> Aim
Give back the entire listing verbatim.

> The input
···

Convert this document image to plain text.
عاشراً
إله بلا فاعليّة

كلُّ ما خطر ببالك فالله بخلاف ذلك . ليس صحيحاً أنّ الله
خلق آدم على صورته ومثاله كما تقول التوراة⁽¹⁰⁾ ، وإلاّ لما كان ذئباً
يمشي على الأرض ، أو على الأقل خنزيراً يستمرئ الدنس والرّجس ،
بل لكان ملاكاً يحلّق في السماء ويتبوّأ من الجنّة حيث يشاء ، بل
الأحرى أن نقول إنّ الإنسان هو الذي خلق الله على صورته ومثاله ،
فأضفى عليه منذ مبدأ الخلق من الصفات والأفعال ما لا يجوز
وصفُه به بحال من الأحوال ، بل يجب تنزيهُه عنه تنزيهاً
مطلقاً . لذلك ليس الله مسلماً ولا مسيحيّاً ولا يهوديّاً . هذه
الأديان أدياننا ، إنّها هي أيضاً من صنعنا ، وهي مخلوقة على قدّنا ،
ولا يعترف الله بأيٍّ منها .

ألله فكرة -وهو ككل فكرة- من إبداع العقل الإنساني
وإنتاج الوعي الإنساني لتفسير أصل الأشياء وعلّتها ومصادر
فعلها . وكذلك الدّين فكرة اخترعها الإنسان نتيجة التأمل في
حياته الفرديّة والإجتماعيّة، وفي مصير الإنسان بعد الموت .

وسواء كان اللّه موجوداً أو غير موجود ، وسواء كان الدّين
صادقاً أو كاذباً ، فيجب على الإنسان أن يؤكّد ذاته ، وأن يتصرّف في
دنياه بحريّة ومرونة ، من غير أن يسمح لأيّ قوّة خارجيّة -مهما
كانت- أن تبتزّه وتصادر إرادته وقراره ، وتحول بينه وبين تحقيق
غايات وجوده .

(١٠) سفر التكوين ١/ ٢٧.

···

> Task answer
Convert this document image to plain text.
عاشراً
إله بلا فاعليّة

كلُّ ما خطر ببالك فالله بخلاف ذلك . ليس صحيحاً أنّ الله
خلق آدم على صورته ومثاله كما تقول التوراة⁽¹⁰⁾ ، وإلاّ لما كان ذئباً
يمشي على الأرض ، أو على الأقل خنزيراً يستمرئ الدنس والرّجس ،
بل لكان ملاكاً يحلّق في السماء ويتبوّأ من الجنّة حيث يشاء ، بل
الأحرى أن نقول إنّ الإنسان هو الذي خلق الله على صورته ومثاله ،
فأضفى عليه منذ مبدأ الخلق من الصفات والأفعال ما لا يجوز
وصفُه به بحال من الأحوال ، بل يجب تنزيهُه عنه تنزيهاً
مطلقاً . لذلك ليس الله مسلماً ولا مسيحيّاً ولا يهوديّاً . هذه
الأديان أدياننا ، إنّها هي أيضاً من صنعنا ، وهي مخلوقة على قدّنا ،
ولا يعترف الله بأيٍّ منها .

ألله فكرة -وهو ككل فكرة- من إبداع العقل الإنساني
وإنتاج الوعي الإنساني لتفسير أصل الأشياء وعلّتها ومصادر
فعلها . وكذلك الدّين فكرة اخترعها الإنسان نتيجة التأمل في
حياته الفرديّة والإجتماعيّة، وفي مصير الإنسان بعد الموت .

وسواء كان اللّه موجوداً أو غير موجود ، وسواء كان الدّين
صادقاً أو كاذباً ، فيجب على الإنسان أن يؤكّد ذاته ، وأن يتصرّف في
دنياه بحريّة ومرونة ، من غير أن يسمح لأيّ قوّة خارجيّة -مهما
كانت- أن تبتزّه وتصادر إرادته وقراره ، وتحول بينه وبين تحقيق
غايات وجوده .

(١٠) سفر التكوين ١/ ٢٧.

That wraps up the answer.